Stated goal: Copy out, from the entries below, each line holding the string "this".

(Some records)

++++++++++

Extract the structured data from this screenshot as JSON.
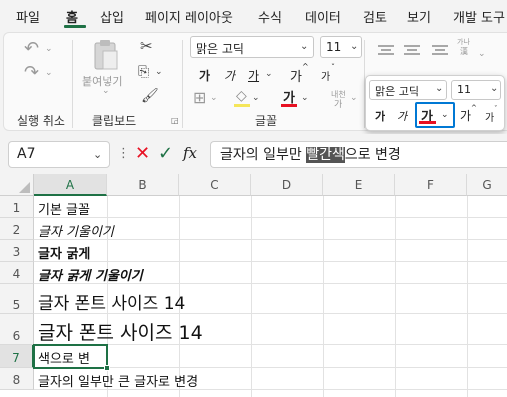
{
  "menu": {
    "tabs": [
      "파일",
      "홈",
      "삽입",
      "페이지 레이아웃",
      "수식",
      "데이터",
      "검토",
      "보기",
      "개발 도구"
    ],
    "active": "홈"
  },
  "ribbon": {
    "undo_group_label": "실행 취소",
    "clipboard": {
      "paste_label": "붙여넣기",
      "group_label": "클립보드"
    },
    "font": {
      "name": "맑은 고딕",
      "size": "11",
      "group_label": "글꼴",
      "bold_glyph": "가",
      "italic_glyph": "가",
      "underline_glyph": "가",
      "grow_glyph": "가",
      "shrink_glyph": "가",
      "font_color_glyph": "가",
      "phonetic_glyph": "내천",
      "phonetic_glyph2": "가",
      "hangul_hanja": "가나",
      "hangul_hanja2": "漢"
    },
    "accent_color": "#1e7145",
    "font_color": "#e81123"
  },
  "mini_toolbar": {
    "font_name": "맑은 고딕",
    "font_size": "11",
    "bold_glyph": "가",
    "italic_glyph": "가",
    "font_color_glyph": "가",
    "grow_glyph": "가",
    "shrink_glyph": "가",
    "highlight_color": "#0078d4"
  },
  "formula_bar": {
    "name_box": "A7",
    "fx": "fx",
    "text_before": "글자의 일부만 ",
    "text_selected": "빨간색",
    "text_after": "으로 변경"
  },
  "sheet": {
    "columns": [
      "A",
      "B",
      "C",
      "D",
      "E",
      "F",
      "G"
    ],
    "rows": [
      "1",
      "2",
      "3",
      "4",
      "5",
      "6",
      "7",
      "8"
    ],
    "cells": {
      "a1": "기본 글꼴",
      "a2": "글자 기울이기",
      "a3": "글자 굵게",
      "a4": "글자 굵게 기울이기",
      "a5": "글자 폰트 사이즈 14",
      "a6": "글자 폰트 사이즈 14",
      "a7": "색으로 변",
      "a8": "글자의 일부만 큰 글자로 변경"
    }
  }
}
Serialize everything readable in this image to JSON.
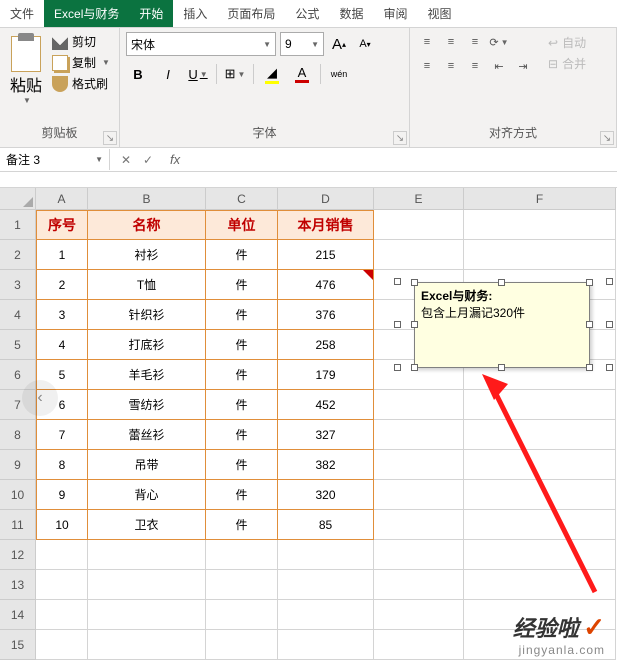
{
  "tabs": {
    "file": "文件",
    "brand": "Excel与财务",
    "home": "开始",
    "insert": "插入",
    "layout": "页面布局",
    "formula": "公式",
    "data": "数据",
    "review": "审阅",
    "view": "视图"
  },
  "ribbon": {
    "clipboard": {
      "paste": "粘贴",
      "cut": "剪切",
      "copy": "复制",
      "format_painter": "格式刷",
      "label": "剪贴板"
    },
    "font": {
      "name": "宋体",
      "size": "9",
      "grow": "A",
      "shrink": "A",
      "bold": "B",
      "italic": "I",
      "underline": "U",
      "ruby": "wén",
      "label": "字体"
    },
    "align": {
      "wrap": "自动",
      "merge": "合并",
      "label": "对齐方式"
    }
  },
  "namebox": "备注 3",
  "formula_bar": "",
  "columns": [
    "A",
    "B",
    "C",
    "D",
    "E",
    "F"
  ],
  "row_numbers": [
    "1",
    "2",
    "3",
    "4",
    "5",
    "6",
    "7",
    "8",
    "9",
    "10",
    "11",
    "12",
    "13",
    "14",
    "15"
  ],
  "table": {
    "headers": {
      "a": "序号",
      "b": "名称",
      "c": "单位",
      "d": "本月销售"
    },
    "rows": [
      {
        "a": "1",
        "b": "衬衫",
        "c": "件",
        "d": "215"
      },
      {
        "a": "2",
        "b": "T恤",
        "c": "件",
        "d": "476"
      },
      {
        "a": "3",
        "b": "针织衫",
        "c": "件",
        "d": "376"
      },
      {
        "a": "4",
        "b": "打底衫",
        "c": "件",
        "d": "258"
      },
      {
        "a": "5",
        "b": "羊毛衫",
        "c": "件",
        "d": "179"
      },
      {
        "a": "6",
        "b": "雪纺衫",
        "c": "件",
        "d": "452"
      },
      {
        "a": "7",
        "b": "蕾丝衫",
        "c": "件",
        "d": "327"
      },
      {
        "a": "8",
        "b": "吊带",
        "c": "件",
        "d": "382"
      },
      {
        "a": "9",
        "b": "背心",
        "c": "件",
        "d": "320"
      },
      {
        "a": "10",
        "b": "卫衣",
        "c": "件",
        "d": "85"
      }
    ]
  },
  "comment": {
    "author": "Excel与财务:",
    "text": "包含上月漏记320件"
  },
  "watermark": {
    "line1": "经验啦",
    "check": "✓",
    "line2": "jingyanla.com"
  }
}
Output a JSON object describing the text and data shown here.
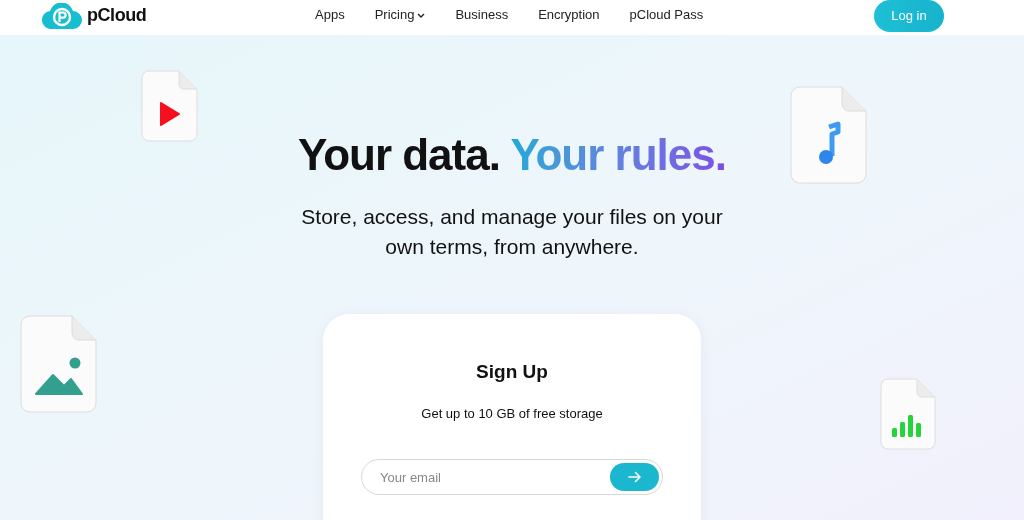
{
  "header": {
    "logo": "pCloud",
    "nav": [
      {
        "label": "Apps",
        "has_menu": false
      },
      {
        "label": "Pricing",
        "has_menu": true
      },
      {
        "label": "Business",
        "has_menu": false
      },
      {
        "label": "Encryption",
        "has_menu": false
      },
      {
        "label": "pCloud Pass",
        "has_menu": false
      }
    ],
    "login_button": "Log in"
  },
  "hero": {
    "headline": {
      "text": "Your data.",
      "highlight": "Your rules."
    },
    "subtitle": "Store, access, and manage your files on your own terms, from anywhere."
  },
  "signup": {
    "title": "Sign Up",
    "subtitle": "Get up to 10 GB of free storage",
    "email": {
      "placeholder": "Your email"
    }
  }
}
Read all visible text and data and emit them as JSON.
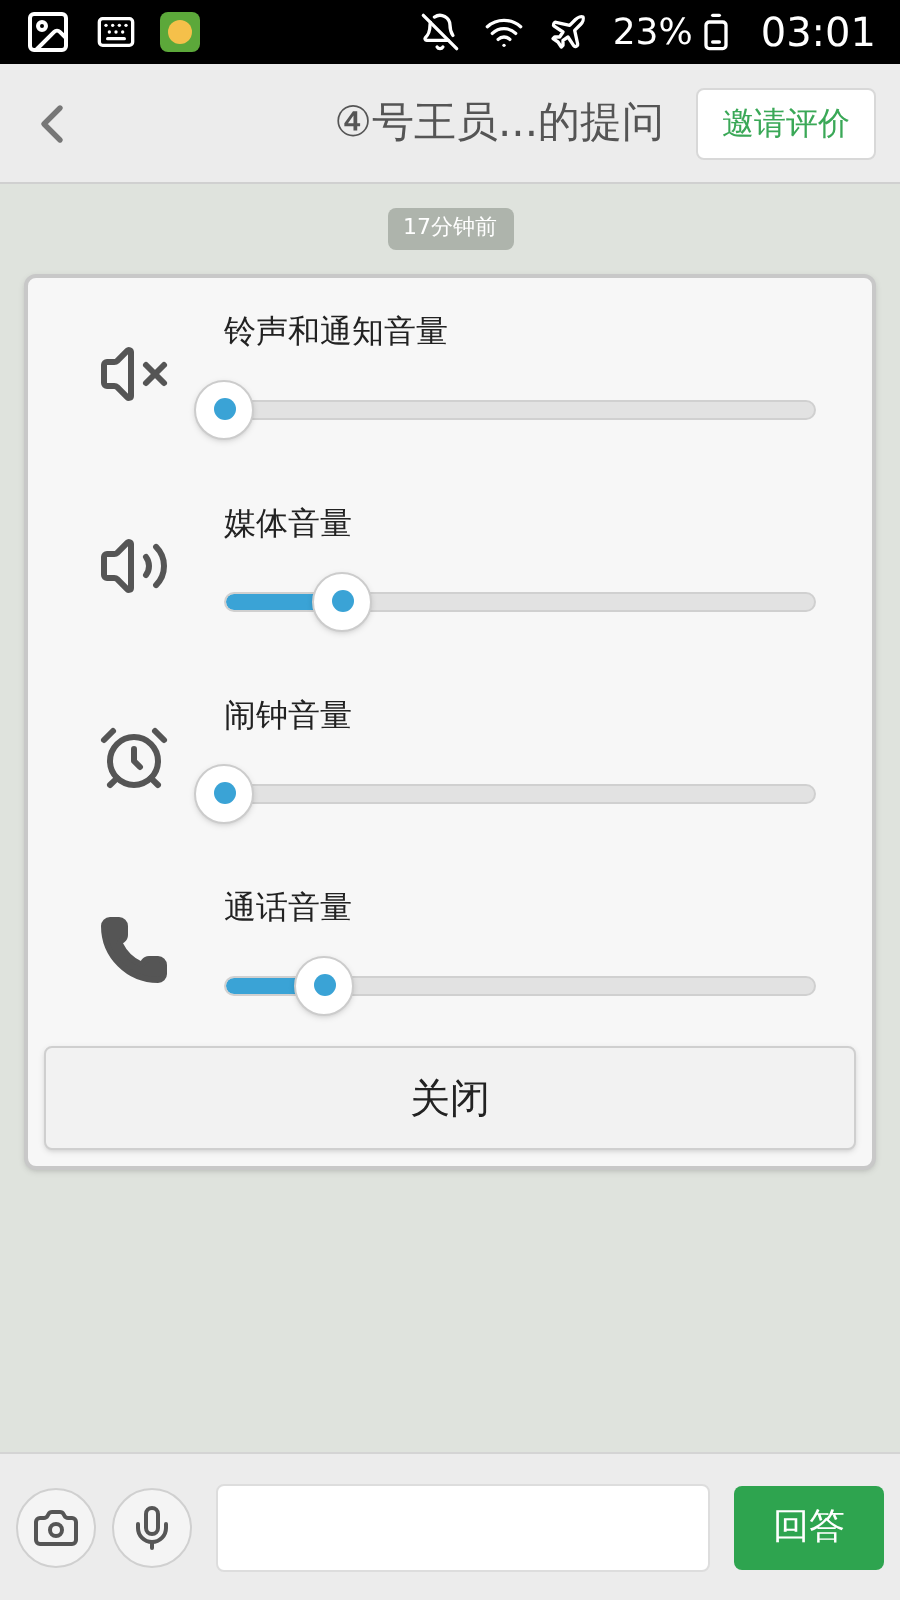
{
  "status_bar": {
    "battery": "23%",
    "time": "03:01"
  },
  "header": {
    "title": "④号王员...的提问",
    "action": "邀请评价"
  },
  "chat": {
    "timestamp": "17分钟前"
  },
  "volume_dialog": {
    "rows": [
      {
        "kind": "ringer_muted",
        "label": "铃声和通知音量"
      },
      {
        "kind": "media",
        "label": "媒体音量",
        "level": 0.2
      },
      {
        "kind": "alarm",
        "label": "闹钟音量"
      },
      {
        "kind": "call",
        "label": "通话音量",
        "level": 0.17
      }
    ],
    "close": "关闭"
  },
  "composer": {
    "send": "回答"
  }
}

++++++++++

Answer to the task:
Extract the structured data from this screenshot as JSON.
Serialize everything readable in this image to JSON.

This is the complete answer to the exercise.